-------- Given entries
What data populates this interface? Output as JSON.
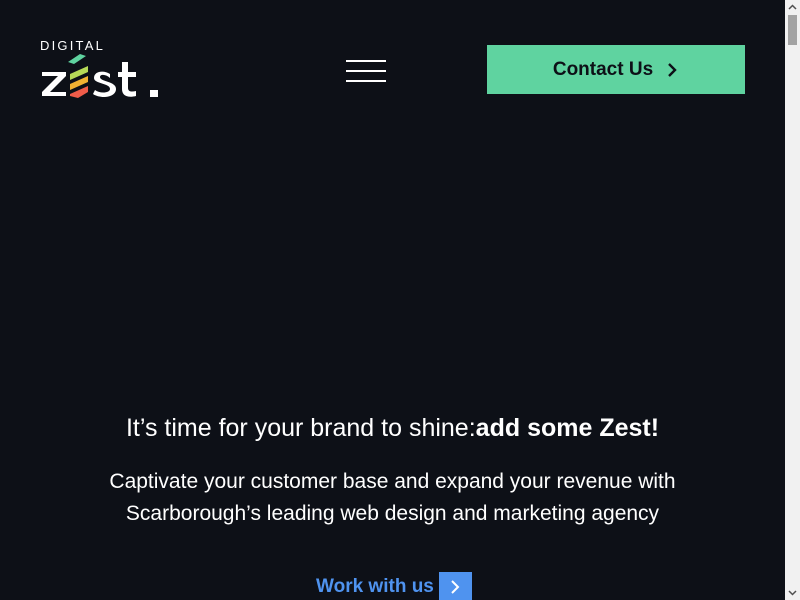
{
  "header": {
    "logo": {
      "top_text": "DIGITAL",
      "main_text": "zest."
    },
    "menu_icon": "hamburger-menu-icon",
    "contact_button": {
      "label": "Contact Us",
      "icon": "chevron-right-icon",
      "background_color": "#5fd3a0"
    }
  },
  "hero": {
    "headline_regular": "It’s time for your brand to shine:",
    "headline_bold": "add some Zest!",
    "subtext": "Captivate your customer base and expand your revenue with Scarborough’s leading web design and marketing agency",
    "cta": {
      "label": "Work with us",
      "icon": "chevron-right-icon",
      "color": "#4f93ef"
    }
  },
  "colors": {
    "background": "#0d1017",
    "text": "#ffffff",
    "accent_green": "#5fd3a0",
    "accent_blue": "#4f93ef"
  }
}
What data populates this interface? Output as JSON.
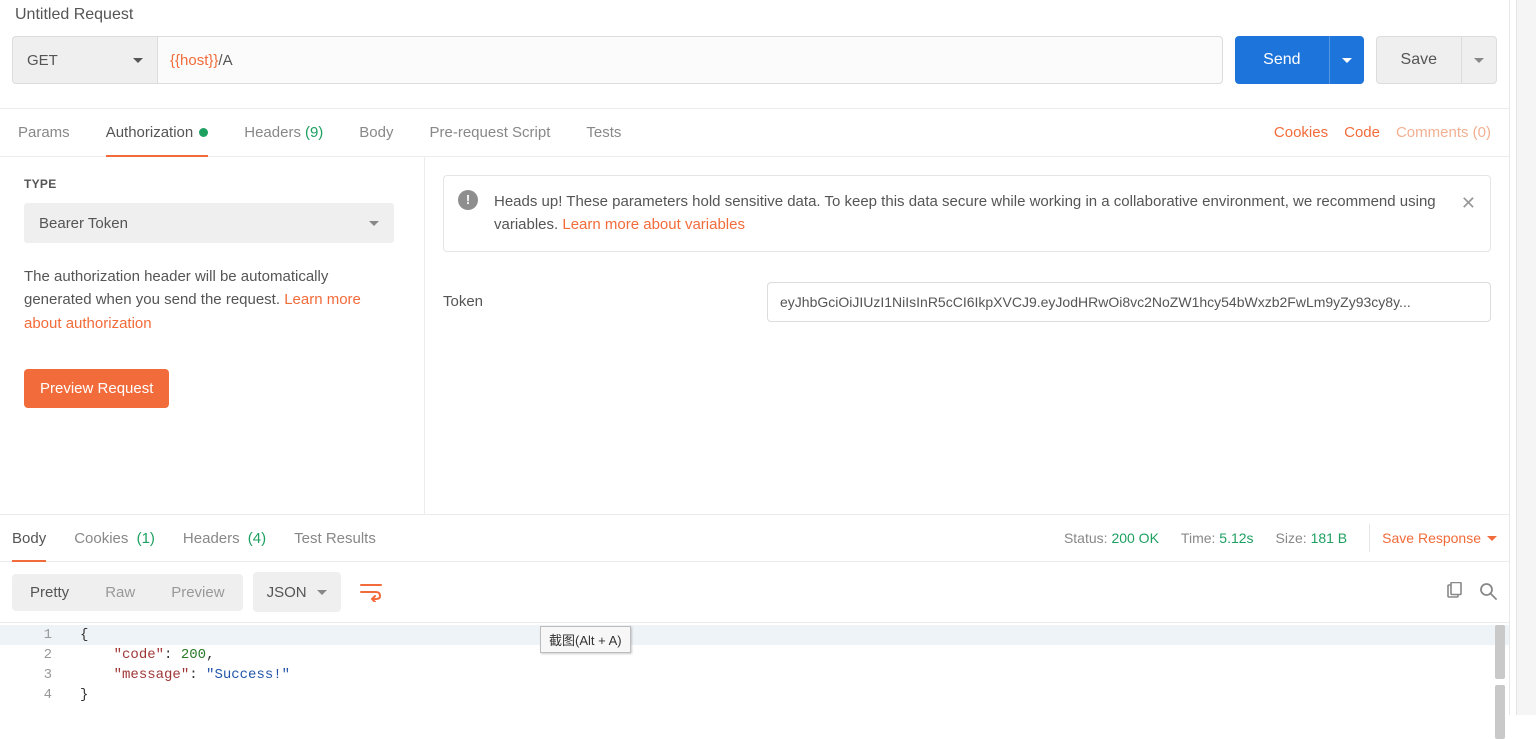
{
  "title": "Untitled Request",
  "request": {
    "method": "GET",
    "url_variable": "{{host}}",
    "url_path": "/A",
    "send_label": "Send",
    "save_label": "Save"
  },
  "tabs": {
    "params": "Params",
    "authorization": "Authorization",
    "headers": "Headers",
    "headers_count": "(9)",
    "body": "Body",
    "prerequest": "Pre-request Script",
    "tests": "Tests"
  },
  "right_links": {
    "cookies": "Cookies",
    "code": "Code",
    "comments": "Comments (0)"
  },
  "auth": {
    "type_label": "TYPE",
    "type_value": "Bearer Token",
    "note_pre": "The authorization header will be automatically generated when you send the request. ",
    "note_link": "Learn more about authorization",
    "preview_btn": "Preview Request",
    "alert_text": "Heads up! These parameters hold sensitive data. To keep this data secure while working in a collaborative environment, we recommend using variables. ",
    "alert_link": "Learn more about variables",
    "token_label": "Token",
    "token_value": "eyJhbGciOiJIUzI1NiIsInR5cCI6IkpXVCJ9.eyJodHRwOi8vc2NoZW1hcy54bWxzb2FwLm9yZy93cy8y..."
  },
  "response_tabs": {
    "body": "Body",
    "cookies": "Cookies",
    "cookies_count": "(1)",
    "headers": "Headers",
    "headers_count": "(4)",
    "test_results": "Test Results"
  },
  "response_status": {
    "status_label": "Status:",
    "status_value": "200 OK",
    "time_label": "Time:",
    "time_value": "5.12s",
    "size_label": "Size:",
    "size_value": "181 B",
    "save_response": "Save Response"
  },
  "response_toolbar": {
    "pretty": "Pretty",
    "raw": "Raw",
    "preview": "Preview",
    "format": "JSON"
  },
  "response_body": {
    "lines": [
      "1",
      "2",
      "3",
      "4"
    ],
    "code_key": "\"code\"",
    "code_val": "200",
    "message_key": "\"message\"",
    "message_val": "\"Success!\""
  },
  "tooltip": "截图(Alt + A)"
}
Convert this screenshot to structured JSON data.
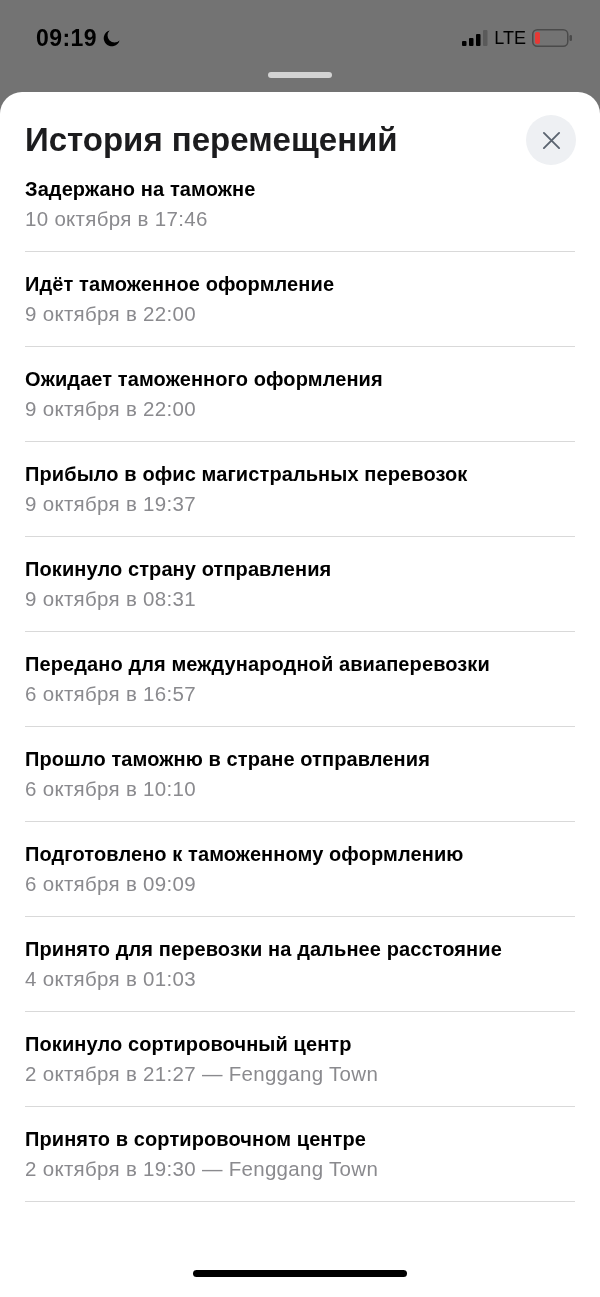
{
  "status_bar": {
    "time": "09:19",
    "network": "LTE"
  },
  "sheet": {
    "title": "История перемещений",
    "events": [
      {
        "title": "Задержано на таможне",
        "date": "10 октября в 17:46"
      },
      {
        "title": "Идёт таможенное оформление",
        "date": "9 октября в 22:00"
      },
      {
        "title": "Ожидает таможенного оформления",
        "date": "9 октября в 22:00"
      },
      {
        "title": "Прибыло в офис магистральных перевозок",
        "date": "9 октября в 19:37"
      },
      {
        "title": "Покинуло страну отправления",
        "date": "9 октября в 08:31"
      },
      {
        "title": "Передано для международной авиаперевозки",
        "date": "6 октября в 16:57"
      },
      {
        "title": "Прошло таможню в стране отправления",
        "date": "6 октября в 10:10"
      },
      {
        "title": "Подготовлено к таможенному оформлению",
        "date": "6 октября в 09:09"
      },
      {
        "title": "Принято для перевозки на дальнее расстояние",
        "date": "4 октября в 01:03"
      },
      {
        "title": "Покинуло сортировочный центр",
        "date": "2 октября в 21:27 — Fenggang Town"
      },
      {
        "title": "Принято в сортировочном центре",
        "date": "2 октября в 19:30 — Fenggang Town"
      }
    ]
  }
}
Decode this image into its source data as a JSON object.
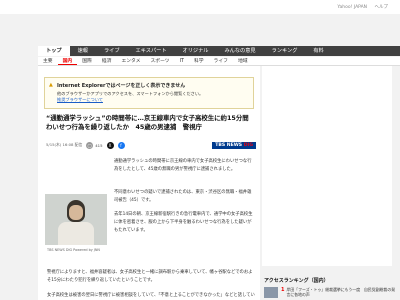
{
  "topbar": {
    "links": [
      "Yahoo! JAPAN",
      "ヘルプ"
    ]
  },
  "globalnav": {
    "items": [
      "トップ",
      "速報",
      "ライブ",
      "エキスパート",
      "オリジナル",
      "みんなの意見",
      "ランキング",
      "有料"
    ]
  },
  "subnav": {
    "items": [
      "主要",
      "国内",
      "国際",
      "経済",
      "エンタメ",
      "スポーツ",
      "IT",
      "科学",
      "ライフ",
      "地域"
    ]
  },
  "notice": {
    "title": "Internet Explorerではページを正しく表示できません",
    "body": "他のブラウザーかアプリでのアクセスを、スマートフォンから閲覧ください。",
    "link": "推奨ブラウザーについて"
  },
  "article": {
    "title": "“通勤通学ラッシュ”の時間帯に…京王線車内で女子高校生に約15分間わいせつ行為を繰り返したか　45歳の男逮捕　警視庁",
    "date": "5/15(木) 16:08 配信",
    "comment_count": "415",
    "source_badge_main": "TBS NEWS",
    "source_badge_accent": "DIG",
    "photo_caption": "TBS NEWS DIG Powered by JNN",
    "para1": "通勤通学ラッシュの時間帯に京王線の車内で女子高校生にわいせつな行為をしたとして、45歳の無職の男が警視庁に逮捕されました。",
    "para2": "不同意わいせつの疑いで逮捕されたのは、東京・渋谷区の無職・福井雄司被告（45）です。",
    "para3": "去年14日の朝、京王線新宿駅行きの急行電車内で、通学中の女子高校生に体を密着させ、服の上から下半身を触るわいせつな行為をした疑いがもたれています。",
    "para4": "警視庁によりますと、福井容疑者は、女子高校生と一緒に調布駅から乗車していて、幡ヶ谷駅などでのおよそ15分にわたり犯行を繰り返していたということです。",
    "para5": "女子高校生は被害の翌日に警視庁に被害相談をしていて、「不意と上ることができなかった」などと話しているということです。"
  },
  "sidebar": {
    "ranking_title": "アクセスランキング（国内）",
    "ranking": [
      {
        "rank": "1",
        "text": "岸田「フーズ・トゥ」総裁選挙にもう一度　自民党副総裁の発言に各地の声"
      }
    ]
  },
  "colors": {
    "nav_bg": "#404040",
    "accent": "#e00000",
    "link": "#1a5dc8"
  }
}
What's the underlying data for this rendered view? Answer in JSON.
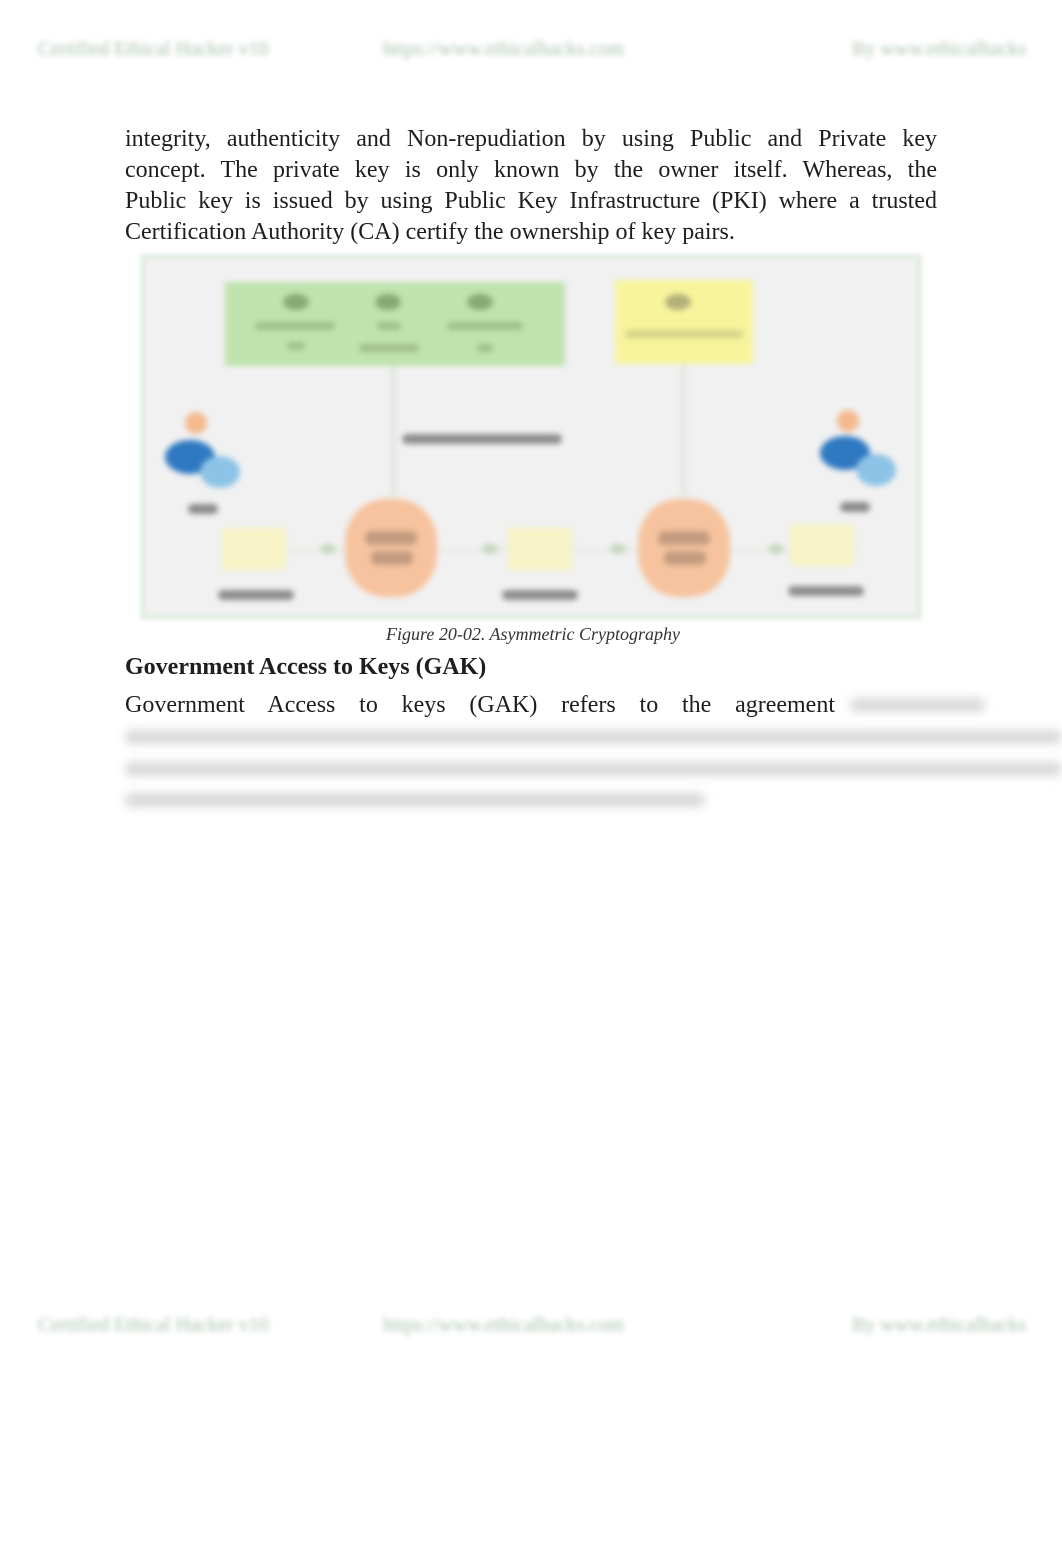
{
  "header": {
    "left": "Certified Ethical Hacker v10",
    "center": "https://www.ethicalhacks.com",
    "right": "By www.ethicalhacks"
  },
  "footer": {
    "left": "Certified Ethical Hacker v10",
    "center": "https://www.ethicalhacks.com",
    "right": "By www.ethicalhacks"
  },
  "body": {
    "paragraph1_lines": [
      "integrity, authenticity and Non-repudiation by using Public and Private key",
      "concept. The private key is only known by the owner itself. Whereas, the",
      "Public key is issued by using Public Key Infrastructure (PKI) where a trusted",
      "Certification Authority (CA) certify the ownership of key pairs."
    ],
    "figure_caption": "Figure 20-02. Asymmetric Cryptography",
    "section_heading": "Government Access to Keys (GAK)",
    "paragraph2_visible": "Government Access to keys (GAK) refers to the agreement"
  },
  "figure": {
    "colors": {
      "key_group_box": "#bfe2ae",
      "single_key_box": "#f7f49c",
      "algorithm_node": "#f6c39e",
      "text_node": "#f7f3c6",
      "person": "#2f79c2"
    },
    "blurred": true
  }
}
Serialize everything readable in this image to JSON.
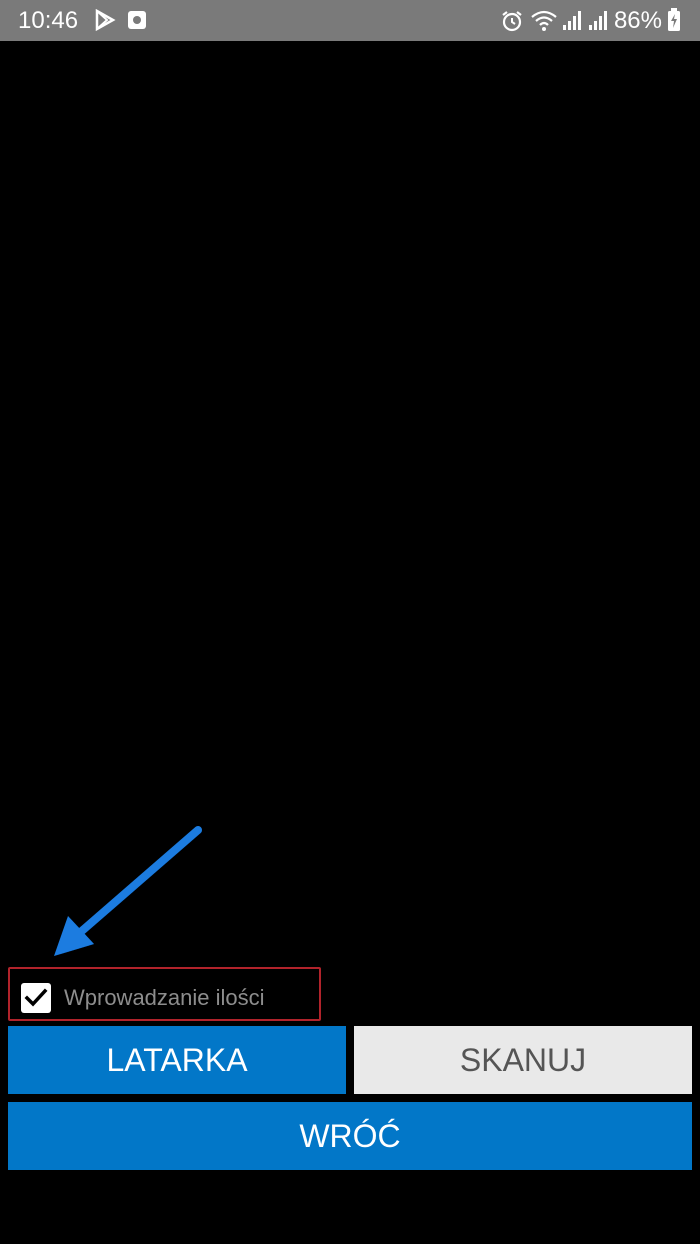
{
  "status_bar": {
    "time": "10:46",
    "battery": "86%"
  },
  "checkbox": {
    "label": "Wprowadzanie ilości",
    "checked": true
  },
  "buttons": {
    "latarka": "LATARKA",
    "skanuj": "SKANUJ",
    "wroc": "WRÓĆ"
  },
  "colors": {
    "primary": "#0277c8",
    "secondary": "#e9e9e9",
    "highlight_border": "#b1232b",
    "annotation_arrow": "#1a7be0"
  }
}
----------------
- [Aim of the task]:
In the records above, find each line with the word "image" and copy it.

- [Completed task]:
Decode this image into its source data as a JSON object.
Serialize everything readable in this image to JSON.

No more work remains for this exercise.